What you should do:
Omit the images. Copy each entry word for word.
-- Start Exercise input --
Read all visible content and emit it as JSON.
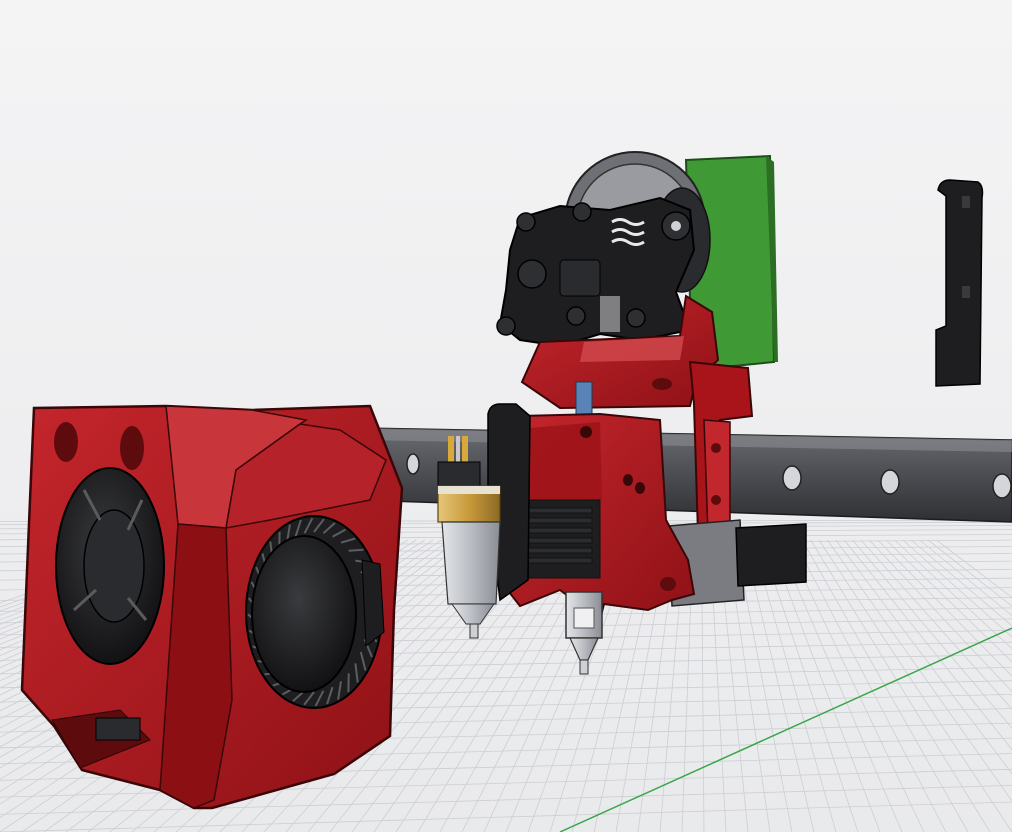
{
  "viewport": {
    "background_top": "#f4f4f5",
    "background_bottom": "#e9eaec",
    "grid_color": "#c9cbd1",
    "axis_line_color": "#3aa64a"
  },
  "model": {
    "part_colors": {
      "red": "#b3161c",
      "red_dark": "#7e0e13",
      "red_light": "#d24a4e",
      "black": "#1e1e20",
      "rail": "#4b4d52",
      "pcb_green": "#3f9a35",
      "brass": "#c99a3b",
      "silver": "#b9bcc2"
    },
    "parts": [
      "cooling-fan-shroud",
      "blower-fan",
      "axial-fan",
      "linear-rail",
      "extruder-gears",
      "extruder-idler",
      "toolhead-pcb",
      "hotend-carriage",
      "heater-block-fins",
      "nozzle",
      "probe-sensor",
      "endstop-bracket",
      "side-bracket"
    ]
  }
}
-- End Exercise input --
Result:
Read all visible content and emit it as JSON.
{
  "viewport": {
    "background_top": "#f4f4f5",
    "background_bottom": "#e9eaec",
    "grid_color": "#c9cbd1",
    "axis_line_color": "#3aa64a"
  },
  "model": {
    "part_colors": {
      "red": "#b3161c",
      "red_dark": "#7e0e13",
      "red_light": "#d24a4e",
      "black": "#1e1e20",
      "rail": "#4b4d52",
      "pcb_green": "#3f9a35",
      "brass": "#c99a3b",
      "silver": "#b9bcc2"
    },
    "parts": [
      "cooling-fan-shroud",
      "blower-fan",
      "axial-fan",
      "linear-rail",
      "extruder-gears",
      "extruder-idler",
      "toolhead-pcb",
      "hotend-carriage",
      "heater-block-fins",
      "nozzle",
      "probe-sensor",
      "endstop-bracket",
      "side-bracket"
    ]
  }
}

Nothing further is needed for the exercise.